**What to produce**
From the entries that follow, extract each line holding the string "bkkb".

* * *

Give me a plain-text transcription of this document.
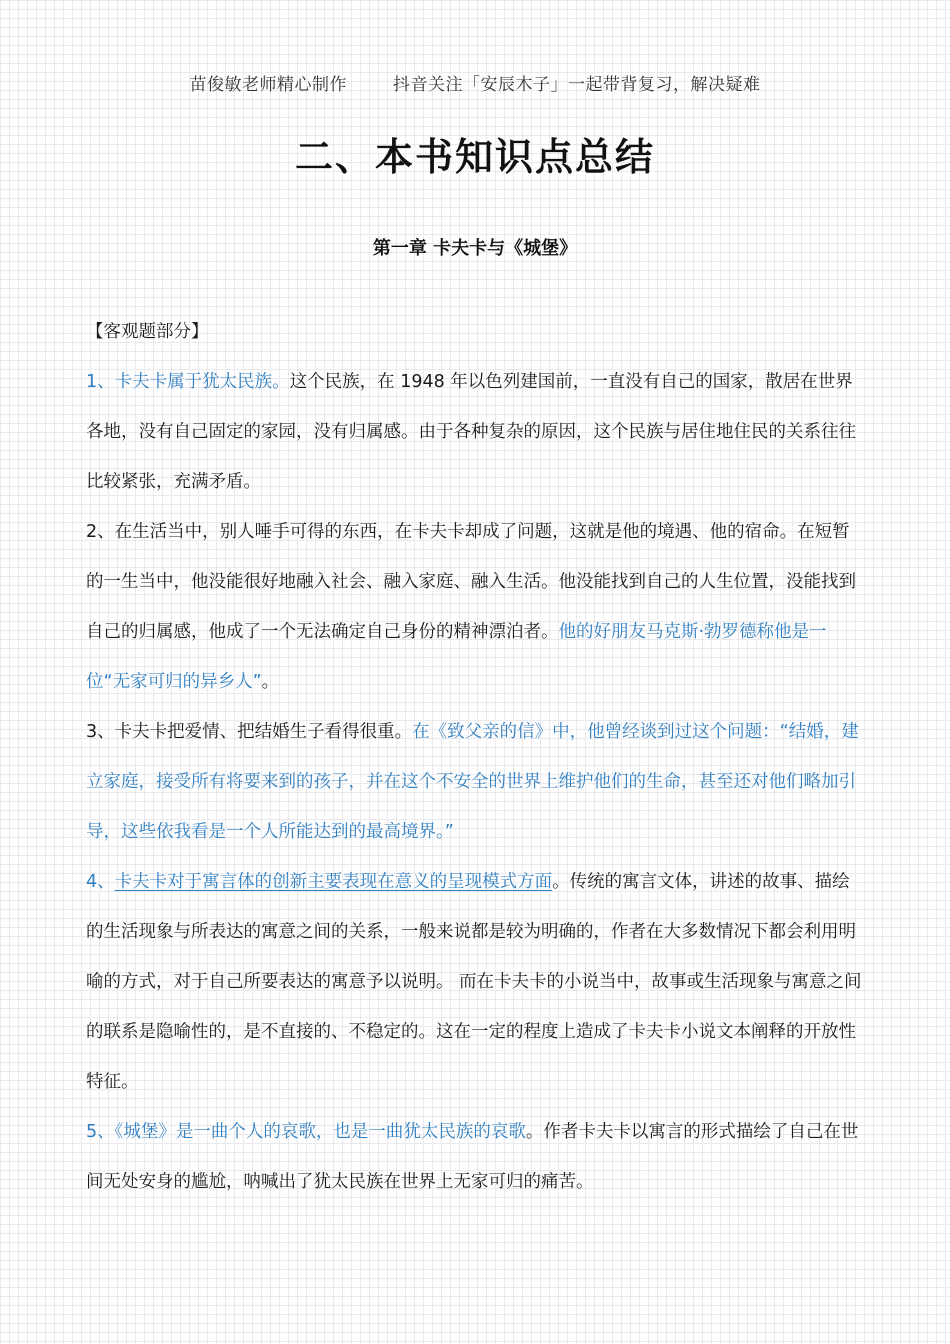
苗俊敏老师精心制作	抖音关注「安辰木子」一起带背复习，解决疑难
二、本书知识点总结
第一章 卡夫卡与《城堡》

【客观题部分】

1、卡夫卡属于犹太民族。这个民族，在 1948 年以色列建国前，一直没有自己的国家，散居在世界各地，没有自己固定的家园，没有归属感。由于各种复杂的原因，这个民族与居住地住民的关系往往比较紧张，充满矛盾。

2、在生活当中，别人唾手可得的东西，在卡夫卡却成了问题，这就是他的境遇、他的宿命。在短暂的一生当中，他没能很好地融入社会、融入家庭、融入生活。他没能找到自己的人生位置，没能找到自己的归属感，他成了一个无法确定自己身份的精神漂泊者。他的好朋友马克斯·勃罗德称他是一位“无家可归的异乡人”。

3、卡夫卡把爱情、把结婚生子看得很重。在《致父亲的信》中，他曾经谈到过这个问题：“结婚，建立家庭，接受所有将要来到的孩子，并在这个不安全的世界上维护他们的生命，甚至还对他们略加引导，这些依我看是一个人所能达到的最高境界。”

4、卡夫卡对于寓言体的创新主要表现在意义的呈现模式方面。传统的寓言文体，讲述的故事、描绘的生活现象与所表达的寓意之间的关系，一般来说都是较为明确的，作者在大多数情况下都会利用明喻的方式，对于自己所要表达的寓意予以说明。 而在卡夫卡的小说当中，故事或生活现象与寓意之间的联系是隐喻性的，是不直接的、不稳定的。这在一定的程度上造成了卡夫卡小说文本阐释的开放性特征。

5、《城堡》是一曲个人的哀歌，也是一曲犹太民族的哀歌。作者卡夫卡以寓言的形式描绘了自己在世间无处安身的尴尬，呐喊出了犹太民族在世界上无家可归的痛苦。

* * *

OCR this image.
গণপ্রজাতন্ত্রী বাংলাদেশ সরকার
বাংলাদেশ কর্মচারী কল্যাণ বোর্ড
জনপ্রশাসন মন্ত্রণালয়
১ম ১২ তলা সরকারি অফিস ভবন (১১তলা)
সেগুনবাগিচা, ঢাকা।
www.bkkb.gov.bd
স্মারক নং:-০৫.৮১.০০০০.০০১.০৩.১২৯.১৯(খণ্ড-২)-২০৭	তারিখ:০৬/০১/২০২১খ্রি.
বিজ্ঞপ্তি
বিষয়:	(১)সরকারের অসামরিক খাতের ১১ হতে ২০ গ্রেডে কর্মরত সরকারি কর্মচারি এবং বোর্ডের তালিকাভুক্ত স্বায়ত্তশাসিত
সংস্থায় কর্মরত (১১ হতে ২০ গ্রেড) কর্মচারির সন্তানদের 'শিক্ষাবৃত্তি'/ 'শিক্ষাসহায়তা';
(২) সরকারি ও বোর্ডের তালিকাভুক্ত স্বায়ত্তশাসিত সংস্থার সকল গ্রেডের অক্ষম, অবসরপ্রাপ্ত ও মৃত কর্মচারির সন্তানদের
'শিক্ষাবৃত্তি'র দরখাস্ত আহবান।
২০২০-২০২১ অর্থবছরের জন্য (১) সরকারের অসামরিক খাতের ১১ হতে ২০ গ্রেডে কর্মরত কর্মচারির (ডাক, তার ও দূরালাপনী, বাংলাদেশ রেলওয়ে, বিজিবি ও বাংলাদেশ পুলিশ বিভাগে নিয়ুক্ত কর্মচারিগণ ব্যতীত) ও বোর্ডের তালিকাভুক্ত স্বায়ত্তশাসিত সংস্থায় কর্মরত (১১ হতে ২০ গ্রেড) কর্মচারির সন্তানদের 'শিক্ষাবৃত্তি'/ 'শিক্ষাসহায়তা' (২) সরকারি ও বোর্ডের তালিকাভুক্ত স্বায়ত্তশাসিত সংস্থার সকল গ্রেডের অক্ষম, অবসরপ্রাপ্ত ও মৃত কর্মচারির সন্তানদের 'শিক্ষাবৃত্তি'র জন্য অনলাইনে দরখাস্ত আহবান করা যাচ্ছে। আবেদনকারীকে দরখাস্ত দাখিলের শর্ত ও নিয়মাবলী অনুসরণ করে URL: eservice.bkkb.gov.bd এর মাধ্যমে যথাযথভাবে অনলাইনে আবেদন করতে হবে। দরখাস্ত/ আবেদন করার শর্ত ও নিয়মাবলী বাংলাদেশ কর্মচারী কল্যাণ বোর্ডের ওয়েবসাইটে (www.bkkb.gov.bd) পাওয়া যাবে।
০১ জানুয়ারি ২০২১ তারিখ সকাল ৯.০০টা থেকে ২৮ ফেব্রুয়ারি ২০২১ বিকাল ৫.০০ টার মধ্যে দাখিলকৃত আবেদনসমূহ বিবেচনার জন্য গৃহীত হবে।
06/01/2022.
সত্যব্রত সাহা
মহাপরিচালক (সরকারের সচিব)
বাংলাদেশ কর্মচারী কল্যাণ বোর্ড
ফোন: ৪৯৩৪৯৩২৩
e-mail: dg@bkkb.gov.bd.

* * *

**Problem solution**
www.bkkb.gov.bd
২০২০-২০২১ অর্থবছরের জন্য (১) সরকারের অসামরিক খাতের ১১ হতে ২০ গ্রেডে কর্মরত কর্মচারির (ডাক, তার ও দূরালাপনী, বাংলাদেশ রেলওয়ে, বিজিবি ও বাংলাদেশ পুলিশ বিভাগে নিয়ুক্ত কর্মচারিগণ ব্যতীত) ও বোর্ডের তালিকাভুক্ত স্বায়ত্তশাসিত সংস্থায় কর্মরত (১১ হতে ২০ গ্রেড) কর্মচারির সন্তানদের 'শিক্ষাবৃত্তি'/ 'শিক্ষাসহায়তা' (২) সরকারি ও বোর্ডের তালিকাভুক্ত স্বায়ত্তশাসিত সংস্থার সকল গ্রেডের অক্ষম, অবসরপ্রাপ্ত ও মৃত কর্মচারির সন্তানদের 'শিক্ষাবৃত্তি'র জন্য অনলাইনে দরখাস্ত আহবান করা যাচ্ছে। আবেদনকারীকে দরখাস্ত দাখিলের শর্ত ও নিয়মাবলী অনুসরণ করে URL: eservice.bkkb.gov.bd এর মাধ্যমে যথাযথভাবে অনলাইনে আবেদন করতে হবে। দরখাস্ত/ আবেদন করার শর্ত ও নিয়মাবলী বাংলাদেশ কর্মচারী কল্যাণ বোর্ডের ওয়েবসাইটে (www.bkkb.gov.bd) পাওয়া যাবে।
e-mail: dg@bkkb.gov.bd.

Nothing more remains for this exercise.